Task description
Copy out the entries below in full and exactly.

Material provided
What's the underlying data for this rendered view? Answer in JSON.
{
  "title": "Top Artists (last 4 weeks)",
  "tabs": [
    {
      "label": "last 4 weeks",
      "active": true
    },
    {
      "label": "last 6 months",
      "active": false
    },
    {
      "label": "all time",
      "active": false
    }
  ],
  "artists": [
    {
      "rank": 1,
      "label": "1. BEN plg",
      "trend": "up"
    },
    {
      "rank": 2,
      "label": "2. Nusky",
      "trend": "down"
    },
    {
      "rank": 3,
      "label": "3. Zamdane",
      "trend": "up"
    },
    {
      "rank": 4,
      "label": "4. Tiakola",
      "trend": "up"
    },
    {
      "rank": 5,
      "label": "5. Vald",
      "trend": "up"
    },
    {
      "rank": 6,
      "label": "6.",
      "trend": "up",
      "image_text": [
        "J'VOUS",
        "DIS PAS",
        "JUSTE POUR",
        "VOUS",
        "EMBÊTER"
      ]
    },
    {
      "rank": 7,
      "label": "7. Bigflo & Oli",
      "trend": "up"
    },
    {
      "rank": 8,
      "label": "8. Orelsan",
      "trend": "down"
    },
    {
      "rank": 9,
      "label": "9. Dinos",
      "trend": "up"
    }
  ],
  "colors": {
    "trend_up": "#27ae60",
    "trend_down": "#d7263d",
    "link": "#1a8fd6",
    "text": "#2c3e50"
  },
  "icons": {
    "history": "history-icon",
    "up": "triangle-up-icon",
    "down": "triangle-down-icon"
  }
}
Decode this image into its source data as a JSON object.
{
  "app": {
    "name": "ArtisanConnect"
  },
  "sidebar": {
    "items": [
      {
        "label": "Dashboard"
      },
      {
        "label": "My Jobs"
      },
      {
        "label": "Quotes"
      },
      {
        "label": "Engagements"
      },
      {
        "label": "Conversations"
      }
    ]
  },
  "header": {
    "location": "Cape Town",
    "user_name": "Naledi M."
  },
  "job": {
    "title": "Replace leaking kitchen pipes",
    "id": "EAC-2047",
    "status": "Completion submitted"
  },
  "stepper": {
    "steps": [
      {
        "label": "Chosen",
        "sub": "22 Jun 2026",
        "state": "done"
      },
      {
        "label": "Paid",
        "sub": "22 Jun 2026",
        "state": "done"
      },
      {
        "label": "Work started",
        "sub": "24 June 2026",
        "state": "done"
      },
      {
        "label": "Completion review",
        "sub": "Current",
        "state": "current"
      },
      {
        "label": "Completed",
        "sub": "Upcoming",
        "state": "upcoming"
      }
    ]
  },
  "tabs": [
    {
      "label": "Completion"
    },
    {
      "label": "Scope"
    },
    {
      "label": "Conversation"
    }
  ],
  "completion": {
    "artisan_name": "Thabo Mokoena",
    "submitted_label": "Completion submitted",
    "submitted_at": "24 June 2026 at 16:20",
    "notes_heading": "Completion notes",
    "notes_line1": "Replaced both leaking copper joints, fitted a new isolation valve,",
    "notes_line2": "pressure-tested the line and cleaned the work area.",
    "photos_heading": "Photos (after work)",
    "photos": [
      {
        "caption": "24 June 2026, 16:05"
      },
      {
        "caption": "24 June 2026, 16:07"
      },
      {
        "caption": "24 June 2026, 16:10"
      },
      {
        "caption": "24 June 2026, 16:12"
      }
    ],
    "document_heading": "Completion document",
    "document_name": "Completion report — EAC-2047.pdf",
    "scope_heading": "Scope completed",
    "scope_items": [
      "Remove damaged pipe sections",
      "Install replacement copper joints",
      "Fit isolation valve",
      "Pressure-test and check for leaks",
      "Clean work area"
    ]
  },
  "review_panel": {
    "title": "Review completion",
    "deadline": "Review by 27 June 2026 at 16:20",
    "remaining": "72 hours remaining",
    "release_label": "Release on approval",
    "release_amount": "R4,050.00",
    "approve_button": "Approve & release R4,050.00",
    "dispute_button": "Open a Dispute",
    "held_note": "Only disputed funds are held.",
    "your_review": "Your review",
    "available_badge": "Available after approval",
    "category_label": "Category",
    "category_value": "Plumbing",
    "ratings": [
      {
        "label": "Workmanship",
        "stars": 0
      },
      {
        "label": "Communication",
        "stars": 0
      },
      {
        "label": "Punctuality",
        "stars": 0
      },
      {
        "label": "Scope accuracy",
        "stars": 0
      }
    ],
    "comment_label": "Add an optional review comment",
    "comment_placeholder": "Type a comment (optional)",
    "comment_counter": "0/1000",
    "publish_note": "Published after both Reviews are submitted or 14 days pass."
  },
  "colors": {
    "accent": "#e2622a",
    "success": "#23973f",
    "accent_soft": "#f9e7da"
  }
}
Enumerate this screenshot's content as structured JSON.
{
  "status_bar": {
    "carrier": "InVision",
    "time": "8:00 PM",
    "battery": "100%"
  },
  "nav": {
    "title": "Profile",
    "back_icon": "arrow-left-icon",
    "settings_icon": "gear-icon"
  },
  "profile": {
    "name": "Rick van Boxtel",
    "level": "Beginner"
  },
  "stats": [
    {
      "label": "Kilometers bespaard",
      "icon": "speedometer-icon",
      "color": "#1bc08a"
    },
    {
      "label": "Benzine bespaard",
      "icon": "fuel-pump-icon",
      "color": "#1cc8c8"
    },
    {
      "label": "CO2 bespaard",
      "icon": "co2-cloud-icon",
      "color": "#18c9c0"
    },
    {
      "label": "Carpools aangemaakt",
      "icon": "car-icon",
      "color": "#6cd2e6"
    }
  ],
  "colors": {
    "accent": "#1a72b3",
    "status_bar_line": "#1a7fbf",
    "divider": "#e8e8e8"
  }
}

Answer to this exercise
What's the underlying data for this rendered view? Answer in JSON.
{
  "title": "Top Artists (last 4 weeks)",
  "tabs": [
    {
      "label": "last 4 weeks",
      "active": true
    },
    {
      "label": "last 6 months",
      "active": false
    },
    {
      "label": "all time",
      "active": false
    }
  ],
  "artists": [
    {
      "rank": 1,
      "label": "1. BEN plg",
      "trend": "up"
    },
    {
      "rank": 2,
      "label": "2. Nusky",
      "trend": "down"
    },
    {
      "rank": 3,
      "label": "3. Zamdane",
      "trend": "up"
    },
    {
      "rank": 4,
      "label": "4. Tiakola",
      "trend": "up"
    },
    {
      "rank": 5,
      "label": "5. Vald",
      "trend": "up"
    },
    {
      "rank": 6,
      "label": "6.",
      "trend": "up",
      "image_text": [
        "J'VOUS",
        "DIS PAS",
        "JUSTE POUR",
        "VOUS",
        "EMBÊTER"
      ]
    },
    {
      "rank": 7,
      "label": "7. Bigflo & Oli",
      "trend": "up"
    },
    {
      "rank": 8,
      "label": "8. Orelsan",
      "trend": "down"
    },
    {
      "rank": 9,
      "label": "9. Dinos",
      "trend": "up"
    }
  ],
  "colors": {
    "trend_up": "#27ae60",
    "trend_down": "#d7263d",
    "link": "#1a8fd6",
    "text": "#2c3e50"
  },
  "icons": {
    "history": "history-icon",
    "up": "triangle-up-icon",
    "down": "triangle-down-icon"
  }
}
Decode this image into its source data as a JSON object.
{
  "app": {
    "name": "ArtisanConnect"
  },
  "sidebar": {
    "items": [
      {
        "label": "Dashboard"
      },
      {
        "label": "My Jobs"
      },
      {
        "label": "Quotes"
      },
      {
        "label": "Engagements"
      },
      {
        "label": "Conversations"
      }
    ]
  },
  "header": {
    "location": "Cape Town",
    "user_name": "Naledi M."
  },
  "job": {
    "title": "Replace leaking kitchen pipes",
    "id": "EAC-2047",
    "status": "Completion submitted"
  },
  "stepper": {
    "steps": [
      {
        "label": "Chosen",
        "sub": "22 Jun 2026",
        "state": "done"
      },
      {
        "label": "Paid",
        "sub": "22 Jun 2026",
        "state": "done"
      },
      {
        "label": "Work started",
        "sub": "24 June 2026",
        "state": "done"
      },
      {
        "label": "Completion review",
        "sub": "Current",
        "state": "current"
      },
      {
        "label": "Completed",
        "sub": "Upcoming",
        "state": "upcoming"
      }
    ]
  },
  "tabs": [
    {
      "label": "Completion"
    },
    {
      "label": "Scope"
    },
    {
      "label": "Conversation"
    }
  ],
  "completion": {
    "artisan_name": "Thabo Mokoena",
    "submitted_label": "Completion submitted",
    "submitted_at": "24 June 2026 at 16:20",
    "notes_heading": "Completion notes",
    "notes_line1": "Replaced both leaking copper joints, fitted a new isolation valve,",
    "notes_line2": "pressure-tested the line and cleaned the work area.",
    "photos_heading": "Photos (after work)",
    "photos": [
      {
        "caption": "24 June 2026, 16:05"
      },
      {
        "caption": "24 June 2026, 16:07"
      },
      {
        "caption": "24 June 2026, 16:10"
      },
      {
        "caption": "24 June 2026, 16:12"
      }
    ],
    "document_heading": "Completion document",
    "document_name": "Completion report — EAC-2047.pdf",
    "scope_heading": "Scope completed",
    "scope_items": [
      "Remove damaged pipe sections",
      "Install replacement copper joints",
      "Fit isolation valve",
      "Pressure-test and check for leaks",
      "Clean work area"
    ]
  },
  "review_panel": {
    "title": "Review completion",
    "deadline": "Review by 27 June 2026 at 16:20",
    "remaining": "72 hours remaining",
    "release_label": "Release on approval",
    "release_amount": "R4,050.00",
    "approve_button": "Approve & release R4,050.00",
    "dispute_button": "Open a Dispute",
    "held_note": "Only disputed funds are held.",
    "your_review": "Your review",
    "available_badge": "Available after approval",
    "category_label": "Category",
    "category_value": "Plumbing",
    "ratings": [
      {
        "label": "Workmanship",
        "stars": 0
      },
      {
        "label": "Communication",
        "stars": 0
      },
      {
        "label": "Punctuality",
        "stars": 0
      },
      {
        "label": "Scope accuracy",
        "stars": 0
      }
    ],
    "comment_label": "Add an optional review comment",
    "comment_placeholder": "Type a comment (optional)",
    "comment_counter": "0/1000",
    "publish_note": "Published after both Reviews are submitted or 14 days pass."
  },
  "colors": {
    "accent": "#e2622a",
    "success": "#23973f",
    "accent_soft": "#f9e7da"
  }
}
Enumerate this screenshot's content as structured JSON.
{
  "status_bar": {
    "carrier": "InVision",
    "time": "8:00 PM",
    "battery": "100%"
  },
  "nav": {
    "title": "Profile",
    "back_icon": "arrow-left-icon",
    "settings_icon": "gear-icon"
  },
  "profile": {
    "name": "Rick van Boxtel",
    "level": "Beginner"
  },
  "stats": [
    {
      "label": "Kilometers bespaard",
      "icon": "speedometer-icon",
      "color": "#1bc08a"
    },
    {
      "label": "Benzine bespaard",
      "icon": "fuel-pump-icon",
      "color": "#1cc8c8"
    },
    {
      "label": "CO2 bespaard",
      "icon": "co2-cloud-icon",
      "color": "#18c9c0"
    },
    {
      "label": "Carpools aangemaakt",
      "icon": "car-icon",
      "color": "#6cd2e6"
    }
  ],
  "colors": {
    "accent": "#1a72b3",
    "status_bar_line": "#1a7fbf",
    "divider": "#e8e8e8"
  }
}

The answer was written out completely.